[Begin Provided passage]

Discipline Hopping for Environmental Solutions
In January 2021, a Nature Environment Research Council (NERC) Discipline Hopping for Environmental Solutions grant was awarded to four climate-aligned research projects by a UEA Discipline Hopping panel. These projects, spanning heritage, narratives, water, and climate communication, have further confirmed the importance of interdisciplinary research and working to address complex global challenges, as well as raising awareness of the need for researchers to develop understanding of different disciplinary language and concepts.
Project PI: Professor Jo Clarke, School of Art, Media and American Studies, and Co-I Professor Robert Nicholls, Director of the Tyndall Centre for Climate Change Research.
We have embarked on a global project to accurately map and digitise all coastal UNESCO World Heritage Sites to assess the risk from extreme sea levels and coastal erosion.
Coastal engineers, sea-level rise modellers and geographers came together with archaeologists and heritage scholars from our Department of Art History and World Art Studies with the aim of determining which UNESCO coastal World Heritage Sites will be most at threat of extreme sea levels in the future. Together we are modelling the impacts of extreme sea levels sites at different time slices and CO2 representative concentration pathways. African Heritage Sites Threatened as Sea-Level Rise Accelerates, a pilot study, details the methods used and preliminary findings.
For the first phase of the project funded by the Discipline Hopping grant we developed a GIS of geo-refenced, accurately mapped global World Heritage Sites at less than 50m above sea level. When published we hope the GIS will benefit heritage managers across the world. For the second phase of the project we will be modelling extreme sea levels and creating flood maps, which can be overlaid on the heritage dataset. Phase three will identify heritage sites in Low-and-Middle Income Countries that require archaeological and coastal engineering conservation and adaptation measures with a view to working with local and national governments to implement some of these measures.
We are applying for an AHRC Standard Research Grant to complete Phase 2 and Phase 3 of the Project.
“Heritage underpins value and meaning across essential social and ecological systems and informed adaptation is essential. The project provides early steps toward embedding heritage within large climate assessments such as the IPCC and fulcrum policies, affecting how we respond to climate change” – Prof Jo Clarke.
Project PI: Professor Jean McNeil and Co-I: Dr Elizabeth Lewis Williams, School of Literature, Drama and Creative Writing.
We are harnessing creative writing to empower interdisciplinary conversations across a range of research areas to enable a whole-systems approach to climate change.
Using creative writing exercises and approaches, the Storied Solutions project aimed to stimulate cross-disciplinary discussions on climate change stories; to interrogate which stories are told, and why, and what perspectives and approaches might be missing.
Two facilitated workshops enabled academics, researchers and PhD students from across UEA departments and disciplines to explore a range of topics related to narrative and the climate crisis. Together, as a collective, they determined which climate change stories they felt ought to be supported, involving the following elements: a decolonised climate change agenda; hope; communicating targets and ability to mitigate rather than disaster; re-centering climate change and re-mattering it away from the human.
Participants then applied their thoughts creatively through the production of several texts; a haiku (poem); a 500-word story about climate change featuring an unusual/ non-human character; a description of an object related to the question of change and risk.

[End Provided passage]

### Task list
1. Can you summarize the discipline hopping text in two sentences?
2. Could you pick up the discipline hopping text and carry it on from its final sentence?
The data that follow are separate from the text above.

[Begin Records shown]

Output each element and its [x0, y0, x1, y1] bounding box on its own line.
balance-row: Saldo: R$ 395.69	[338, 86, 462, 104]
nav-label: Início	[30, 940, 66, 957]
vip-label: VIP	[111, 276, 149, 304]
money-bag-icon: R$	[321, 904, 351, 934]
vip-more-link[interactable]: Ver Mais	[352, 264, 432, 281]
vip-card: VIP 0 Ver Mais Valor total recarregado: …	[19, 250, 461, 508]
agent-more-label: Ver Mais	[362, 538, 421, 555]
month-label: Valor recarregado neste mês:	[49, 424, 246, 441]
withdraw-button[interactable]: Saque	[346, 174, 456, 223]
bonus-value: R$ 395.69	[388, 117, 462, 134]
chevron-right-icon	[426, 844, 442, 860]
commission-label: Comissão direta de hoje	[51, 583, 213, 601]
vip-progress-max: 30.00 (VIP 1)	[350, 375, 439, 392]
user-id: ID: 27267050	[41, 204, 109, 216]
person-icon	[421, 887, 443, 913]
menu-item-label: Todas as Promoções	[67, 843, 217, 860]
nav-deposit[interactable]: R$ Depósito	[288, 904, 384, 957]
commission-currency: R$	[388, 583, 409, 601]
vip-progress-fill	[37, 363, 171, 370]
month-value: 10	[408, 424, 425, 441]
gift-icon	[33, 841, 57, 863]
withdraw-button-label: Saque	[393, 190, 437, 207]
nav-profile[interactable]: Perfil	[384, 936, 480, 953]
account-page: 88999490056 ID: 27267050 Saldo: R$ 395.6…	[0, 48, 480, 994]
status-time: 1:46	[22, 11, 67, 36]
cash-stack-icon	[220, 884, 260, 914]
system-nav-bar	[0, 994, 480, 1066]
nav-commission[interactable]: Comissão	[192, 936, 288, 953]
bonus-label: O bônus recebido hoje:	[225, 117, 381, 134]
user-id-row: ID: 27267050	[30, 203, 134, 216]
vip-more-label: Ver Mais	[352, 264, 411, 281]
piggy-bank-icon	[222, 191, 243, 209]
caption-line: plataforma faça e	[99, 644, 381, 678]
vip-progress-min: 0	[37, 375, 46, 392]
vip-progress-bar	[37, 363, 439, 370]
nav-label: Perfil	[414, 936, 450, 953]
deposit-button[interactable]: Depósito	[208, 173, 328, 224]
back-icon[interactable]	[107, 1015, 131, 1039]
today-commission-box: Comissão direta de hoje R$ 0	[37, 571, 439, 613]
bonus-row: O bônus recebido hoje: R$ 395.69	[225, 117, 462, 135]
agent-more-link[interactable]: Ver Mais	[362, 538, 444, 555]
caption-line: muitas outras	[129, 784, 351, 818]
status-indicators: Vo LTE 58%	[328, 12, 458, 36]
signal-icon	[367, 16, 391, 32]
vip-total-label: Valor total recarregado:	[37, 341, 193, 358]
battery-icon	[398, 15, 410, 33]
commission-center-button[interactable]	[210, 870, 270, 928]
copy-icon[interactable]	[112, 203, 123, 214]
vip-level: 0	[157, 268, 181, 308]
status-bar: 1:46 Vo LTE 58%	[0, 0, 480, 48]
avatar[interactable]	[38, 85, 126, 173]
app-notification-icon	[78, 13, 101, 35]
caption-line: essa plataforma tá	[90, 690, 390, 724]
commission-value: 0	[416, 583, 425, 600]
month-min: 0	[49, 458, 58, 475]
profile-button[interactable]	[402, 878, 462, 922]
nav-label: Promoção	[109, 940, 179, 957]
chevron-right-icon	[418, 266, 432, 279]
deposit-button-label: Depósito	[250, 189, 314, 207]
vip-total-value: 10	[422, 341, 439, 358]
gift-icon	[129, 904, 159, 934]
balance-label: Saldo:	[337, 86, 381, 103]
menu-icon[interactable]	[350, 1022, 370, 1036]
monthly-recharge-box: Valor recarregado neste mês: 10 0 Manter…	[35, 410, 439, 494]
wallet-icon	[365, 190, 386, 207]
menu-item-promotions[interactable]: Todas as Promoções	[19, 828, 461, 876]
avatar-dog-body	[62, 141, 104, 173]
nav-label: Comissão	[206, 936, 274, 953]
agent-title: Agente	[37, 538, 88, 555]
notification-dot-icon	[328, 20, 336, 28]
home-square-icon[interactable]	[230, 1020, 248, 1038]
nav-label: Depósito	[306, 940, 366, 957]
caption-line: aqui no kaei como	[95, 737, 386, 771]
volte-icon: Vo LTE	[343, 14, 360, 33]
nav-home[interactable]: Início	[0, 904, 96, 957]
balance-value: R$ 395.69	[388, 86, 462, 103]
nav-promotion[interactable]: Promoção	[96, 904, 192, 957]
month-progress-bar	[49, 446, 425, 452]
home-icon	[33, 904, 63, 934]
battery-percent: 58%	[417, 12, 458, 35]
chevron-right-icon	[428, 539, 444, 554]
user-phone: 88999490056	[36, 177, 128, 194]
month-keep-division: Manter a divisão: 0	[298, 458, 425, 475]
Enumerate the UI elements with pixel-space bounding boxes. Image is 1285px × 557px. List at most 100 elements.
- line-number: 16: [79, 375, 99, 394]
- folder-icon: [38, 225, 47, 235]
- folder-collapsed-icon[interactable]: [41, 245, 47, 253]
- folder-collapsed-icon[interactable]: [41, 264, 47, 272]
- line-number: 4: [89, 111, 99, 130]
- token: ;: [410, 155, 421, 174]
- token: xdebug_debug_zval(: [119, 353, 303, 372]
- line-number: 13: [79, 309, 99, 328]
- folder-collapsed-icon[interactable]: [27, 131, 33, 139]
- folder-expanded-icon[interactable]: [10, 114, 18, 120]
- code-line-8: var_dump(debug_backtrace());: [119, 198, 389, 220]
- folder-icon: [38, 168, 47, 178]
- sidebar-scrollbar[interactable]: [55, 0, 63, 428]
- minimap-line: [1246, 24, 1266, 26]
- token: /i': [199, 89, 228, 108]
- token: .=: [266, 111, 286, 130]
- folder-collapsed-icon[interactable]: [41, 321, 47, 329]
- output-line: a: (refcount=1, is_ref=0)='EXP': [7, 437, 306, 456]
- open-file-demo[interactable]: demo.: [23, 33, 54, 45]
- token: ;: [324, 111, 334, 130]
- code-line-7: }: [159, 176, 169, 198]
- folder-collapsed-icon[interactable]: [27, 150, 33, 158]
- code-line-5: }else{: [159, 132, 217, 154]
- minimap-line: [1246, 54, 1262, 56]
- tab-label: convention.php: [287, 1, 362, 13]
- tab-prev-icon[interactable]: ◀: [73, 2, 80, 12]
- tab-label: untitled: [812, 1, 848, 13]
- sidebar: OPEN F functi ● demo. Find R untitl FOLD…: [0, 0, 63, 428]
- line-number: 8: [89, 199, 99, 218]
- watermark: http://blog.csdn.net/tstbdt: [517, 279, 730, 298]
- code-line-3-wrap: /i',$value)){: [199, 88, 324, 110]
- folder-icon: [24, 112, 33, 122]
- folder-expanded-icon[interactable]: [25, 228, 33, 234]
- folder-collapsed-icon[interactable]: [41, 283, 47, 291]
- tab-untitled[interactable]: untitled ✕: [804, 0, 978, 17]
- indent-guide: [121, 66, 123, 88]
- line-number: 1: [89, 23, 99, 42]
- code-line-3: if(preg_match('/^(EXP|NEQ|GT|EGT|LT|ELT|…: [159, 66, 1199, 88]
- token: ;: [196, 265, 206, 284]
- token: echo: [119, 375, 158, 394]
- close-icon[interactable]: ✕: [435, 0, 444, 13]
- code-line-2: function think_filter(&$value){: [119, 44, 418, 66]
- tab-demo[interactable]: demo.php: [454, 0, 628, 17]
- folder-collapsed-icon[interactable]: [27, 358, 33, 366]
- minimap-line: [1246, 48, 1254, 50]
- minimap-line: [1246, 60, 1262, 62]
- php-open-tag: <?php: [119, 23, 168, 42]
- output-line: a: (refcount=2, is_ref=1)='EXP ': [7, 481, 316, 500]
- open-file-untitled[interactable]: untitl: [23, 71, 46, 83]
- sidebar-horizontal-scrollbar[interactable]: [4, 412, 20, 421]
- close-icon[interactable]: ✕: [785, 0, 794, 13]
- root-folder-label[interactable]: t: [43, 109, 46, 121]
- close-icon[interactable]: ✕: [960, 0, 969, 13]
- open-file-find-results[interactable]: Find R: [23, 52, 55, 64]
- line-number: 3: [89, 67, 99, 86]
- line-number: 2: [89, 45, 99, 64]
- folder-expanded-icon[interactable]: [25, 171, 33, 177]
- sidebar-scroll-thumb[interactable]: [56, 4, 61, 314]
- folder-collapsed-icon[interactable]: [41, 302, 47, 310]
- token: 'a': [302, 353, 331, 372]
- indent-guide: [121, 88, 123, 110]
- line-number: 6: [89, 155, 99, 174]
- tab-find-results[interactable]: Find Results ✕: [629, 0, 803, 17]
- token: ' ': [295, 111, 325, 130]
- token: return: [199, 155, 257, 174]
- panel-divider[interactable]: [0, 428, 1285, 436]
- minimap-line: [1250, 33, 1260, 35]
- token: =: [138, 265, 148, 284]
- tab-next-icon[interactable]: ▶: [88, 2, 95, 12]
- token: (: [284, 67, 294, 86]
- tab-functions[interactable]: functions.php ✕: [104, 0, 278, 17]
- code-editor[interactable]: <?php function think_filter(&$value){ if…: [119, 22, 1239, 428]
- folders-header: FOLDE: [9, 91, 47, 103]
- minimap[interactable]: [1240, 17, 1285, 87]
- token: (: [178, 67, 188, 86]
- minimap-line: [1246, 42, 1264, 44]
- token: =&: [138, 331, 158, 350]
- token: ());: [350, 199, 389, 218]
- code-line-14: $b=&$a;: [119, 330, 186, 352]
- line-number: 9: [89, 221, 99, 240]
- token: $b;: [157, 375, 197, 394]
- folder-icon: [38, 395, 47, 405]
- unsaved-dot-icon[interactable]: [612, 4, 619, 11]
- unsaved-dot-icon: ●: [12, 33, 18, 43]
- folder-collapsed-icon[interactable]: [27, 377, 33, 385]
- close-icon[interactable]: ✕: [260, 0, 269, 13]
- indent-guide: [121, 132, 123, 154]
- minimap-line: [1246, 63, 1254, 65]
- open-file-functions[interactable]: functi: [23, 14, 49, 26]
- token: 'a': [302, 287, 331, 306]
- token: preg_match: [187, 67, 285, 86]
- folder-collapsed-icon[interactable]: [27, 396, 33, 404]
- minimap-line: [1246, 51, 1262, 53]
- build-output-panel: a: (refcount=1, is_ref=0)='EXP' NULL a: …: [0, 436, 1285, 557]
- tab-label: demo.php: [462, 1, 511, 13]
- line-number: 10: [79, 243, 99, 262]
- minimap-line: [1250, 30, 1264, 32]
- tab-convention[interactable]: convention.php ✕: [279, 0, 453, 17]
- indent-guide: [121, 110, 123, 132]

[End Records shown]

### Responses per task
1. In January 2021, a UEA panel awarded NERC Discipline Hopping for Environmental Solutions grants to four climate-aligned research projects spanning heritage, narratives, water, and climate communication. One project is mapping coastal UNESCO World Heritage Sites to assess their risk from extreme sea levels and coastal erosion, and another, Storied Solutions, used creative writing workshops to stimulate cross-disciplinary discussion of which climate change stories are told and what might be missing.

2.
The four new texts by each participant will be collected into a dossier and these interdisciplinary discussions will continue in the form of a regular climate change reading group. Additionally, a new funding bid is being explored on collating and recording the climate change stories emerging out of the Critical Decade for Climate Change Leverhulme Doctoral School.
Project PI: Dr Jo Geere, School of Health Sciences, and Director, Water Security Research Centr. This project was run in collaboration with the Tyndall Centre for Climate Change Research and Anglian Water.
We are exploring the impact of climate change on water from a multidisciplinary perspective to find interdisciplinary solutions for the decade ahead.
Climate change impacts the world’s water in complex ways, and it is set to have a huge impact on how water is used and managed in the future.
We brought together experts from across academia and industry for a series of interdisciplinary workshops to discuss key themes on the topic of climate change and water including urban-rural water connections and interdependencies; integrated assessment; green infrastructure/ nature-based/ hybrid solutions for water problems and water and health issues.
Through these workshops we sought to identify the critical and urgent problems to existing research, policy or action on climate change related water problems, and to identify potential interdisciplinary solutions.
Our discussions highlighted the following:
- stakeholders must be engaged to envision water secure futures that are valued and used to inform research and project aims.
- research findings must be made accessible to all stakeholders so envisioning of water secure futures is clearly defined and informed by the best available evidence.
- we should develop ways of assessing impacts and trade-offs from solutions implemented within complex, dynamic hydro-social systems.
- we should monitor benefits, costs and unintended consequences of interventions such as nature-based solutions, particularly as they affect the poorest and most vulnerable communities to facilitate learning and adaption during action.
Our findings from the workshop contributed to a conference “Critical Climate Decade – Implications for Water”, held at UEA on 23-24th June 2022. Additionally, outputs of this project will highlight urgent issues for consideration at COP27 in Egypt later in the year.
Communicating Environmental Solutions: bringing together the language of science and the science of language
Project PI: Dr Penelope Pickers, School of Environmental Sciences.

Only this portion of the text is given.